- [Page extract]
Site Profile: The Port Moresby General Hospital, Port Moresby, Papua New Guinea
February 2007—Situated in the southwestern reaches of the Pacific Ocean on the second largest island in the world, the nation of Papua New Guinea has been largely untouched by the currents of globalization. This is one of the most rural places on earth—more than three-quarters of the population live in traditional societies and survive through subsistence agriculture. Yet Papua New Guinea’s isolation from the global economy has failed to protect it from the rapidly growing epidemic of HIV/AIDS.
Treatment scale-up remains a challenge in Papua New Guinea, according to Dr. Goa Tau of Port Moresby Hospital. (Photo: Dredge Kang)
With an adult prevalence rate pegged at 1.8 percent—a figure United Nations and AusAIDS experts indicate could actually be as high as 4.4 percent if surveillance strategies were more effective—Papua New Guinea is now facing a generalized epidemic that threatens to become one of the most severe in Asia. Here, HIV/AIDS is spread primarily through heterosexual contact—men and women are infected in almost equal numbers—and the prevalence rate has been rising by about 30 percent each year since 1997.

- [How to complete this task] Reproduce word for word the part of the hospital site profile that opens with the words containing "Treatment scale-up remains" and closes with "year since 1997.". The entries after this point are separate material unrelated to the hospital site profile.

- [Data under study]
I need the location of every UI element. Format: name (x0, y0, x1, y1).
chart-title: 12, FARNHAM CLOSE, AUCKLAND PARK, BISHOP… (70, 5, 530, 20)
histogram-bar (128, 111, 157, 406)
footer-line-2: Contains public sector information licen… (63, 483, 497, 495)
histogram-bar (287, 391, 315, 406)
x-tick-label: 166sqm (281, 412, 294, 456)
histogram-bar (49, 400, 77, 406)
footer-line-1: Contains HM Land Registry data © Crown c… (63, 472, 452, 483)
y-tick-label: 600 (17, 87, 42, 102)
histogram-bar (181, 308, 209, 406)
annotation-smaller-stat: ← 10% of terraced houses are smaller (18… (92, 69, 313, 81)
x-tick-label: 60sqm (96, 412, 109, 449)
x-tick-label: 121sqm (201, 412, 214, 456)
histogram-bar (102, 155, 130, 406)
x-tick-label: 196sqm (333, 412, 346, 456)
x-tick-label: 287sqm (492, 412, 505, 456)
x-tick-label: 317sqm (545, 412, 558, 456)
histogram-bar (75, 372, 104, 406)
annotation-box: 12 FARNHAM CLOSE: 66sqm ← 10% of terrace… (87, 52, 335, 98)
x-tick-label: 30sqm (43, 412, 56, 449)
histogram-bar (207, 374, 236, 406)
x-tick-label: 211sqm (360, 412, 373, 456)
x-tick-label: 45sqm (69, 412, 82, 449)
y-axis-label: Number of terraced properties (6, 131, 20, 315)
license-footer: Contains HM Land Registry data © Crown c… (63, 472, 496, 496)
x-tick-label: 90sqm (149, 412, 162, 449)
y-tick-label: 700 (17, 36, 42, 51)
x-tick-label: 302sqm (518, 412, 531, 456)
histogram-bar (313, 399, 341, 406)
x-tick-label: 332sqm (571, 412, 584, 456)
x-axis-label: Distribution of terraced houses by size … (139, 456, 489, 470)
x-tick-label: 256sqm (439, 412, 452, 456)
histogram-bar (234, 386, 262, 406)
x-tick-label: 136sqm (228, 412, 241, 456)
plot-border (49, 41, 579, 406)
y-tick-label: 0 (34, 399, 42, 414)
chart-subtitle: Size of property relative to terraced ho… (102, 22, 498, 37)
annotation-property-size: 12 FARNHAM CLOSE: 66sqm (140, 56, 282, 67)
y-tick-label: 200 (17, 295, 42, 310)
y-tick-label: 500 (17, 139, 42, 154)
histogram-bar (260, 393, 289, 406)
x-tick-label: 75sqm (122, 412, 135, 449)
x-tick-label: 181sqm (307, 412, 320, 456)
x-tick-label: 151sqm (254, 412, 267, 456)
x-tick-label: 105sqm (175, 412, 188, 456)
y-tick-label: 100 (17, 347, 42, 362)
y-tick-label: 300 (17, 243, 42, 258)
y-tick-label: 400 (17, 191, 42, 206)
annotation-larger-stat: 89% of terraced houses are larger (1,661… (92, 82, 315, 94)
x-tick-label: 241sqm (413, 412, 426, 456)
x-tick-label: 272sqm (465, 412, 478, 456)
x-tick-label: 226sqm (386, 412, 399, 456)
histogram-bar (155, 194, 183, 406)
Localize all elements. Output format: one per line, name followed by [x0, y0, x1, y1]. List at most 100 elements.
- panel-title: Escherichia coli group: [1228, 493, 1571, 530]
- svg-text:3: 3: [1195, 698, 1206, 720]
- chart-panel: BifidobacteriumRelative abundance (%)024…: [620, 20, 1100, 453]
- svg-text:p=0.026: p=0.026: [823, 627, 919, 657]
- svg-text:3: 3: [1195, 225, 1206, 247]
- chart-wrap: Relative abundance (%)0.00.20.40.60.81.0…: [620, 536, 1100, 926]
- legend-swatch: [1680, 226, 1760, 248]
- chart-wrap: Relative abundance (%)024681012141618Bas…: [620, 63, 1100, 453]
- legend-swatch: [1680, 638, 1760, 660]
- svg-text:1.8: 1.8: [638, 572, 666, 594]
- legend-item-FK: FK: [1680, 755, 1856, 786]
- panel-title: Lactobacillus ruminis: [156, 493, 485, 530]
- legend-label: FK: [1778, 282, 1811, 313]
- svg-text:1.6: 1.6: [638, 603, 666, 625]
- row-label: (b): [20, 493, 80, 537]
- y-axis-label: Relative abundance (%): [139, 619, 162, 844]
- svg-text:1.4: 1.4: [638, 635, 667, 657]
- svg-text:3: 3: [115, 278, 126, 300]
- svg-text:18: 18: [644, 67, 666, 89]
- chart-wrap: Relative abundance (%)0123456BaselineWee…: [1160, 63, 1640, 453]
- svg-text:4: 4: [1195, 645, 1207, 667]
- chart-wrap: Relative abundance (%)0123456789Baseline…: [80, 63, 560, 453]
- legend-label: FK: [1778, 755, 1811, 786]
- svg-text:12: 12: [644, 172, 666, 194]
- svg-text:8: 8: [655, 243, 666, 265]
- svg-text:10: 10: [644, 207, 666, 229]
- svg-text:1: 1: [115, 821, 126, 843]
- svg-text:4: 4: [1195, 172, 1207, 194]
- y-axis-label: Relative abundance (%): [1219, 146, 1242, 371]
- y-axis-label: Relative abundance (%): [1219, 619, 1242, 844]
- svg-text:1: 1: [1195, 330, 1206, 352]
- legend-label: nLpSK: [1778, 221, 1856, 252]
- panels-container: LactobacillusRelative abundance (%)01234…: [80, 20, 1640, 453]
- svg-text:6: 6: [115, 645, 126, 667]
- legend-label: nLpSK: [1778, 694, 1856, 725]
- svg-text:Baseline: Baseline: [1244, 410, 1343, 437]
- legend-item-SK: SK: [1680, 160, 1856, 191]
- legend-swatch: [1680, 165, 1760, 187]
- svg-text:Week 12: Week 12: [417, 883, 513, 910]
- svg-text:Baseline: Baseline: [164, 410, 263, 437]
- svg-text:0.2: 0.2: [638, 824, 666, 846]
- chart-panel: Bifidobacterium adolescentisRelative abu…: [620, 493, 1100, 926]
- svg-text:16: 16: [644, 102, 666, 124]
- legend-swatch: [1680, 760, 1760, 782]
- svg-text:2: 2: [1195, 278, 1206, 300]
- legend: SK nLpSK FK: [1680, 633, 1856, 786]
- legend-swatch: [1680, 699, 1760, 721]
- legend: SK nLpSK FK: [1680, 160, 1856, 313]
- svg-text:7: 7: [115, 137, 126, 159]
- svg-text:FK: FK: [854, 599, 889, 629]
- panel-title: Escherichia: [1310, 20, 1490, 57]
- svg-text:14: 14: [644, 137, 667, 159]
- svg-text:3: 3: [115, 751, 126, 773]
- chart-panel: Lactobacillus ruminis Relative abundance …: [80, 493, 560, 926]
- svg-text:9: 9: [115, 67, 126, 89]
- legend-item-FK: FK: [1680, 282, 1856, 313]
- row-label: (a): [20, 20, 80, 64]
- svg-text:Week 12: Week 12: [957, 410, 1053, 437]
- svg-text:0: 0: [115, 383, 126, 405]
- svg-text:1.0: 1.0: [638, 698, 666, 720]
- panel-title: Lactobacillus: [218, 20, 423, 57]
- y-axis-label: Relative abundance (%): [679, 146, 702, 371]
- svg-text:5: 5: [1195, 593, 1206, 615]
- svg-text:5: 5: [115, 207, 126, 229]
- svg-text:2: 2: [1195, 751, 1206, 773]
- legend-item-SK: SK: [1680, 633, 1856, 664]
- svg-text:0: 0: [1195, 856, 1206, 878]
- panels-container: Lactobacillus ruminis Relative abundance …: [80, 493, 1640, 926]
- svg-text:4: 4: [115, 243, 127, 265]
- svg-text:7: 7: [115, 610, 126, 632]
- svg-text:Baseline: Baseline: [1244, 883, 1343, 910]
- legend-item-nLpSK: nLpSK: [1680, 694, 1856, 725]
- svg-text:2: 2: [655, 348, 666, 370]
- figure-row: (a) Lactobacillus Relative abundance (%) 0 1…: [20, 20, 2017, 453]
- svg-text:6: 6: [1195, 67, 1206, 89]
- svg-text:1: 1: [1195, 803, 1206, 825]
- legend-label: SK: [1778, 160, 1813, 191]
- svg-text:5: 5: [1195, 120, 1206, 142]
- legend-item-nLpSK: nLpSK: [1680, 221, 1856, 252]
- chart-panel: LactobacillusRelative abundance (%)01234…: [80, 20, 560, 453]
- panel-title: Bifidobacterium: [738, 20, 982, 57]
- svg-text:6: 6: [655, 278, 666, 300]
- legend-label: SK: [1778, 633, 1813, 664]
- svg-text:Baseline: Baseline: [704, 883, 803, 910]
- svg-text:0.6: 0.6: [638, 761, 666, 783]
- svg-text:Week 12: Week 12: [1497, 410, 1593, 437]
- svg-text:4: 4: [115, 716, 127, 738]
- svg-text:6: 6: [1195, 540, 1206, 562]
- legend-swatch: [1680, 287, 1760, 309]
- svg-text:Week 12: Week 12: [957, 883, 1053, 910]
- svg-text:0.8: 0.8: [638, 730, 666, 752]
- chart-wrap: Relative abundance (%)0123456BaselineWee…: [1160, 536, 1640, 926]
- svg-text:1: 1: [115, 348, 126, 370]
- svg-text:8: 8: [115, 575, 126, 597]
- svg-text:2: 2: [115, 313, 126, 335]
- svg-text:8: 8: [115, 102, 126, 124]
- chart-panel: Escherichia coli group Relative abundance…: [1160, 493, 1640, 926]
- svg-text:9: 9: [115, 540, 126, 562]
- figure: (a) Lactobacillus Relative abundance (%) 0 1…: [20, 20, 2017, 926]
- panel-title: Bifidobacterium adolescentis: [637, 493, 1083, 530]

- [Expected output]
Treatment scale-up remains a challenge in Papua New Guinea, according to Dr. Goa Tau of Port Moresby Hospital. (Photo: Dredge Kang)
With an adult prevalence rate pegged at 1.8 percent—a figure United Nations and AusAIDS experts indicate could actually be as high as 4.4 percent if surveillance strategies were more effective—Papua New Guinea is now facing a generalized epidemic that threatens to become one of the most severe in Asia. Here, HIV/AIDS is spread primarily through heterosexual contact—men and women are infected in almost equal numbers—and the prevalence rate has been rising by about 30 percent each year since 1997.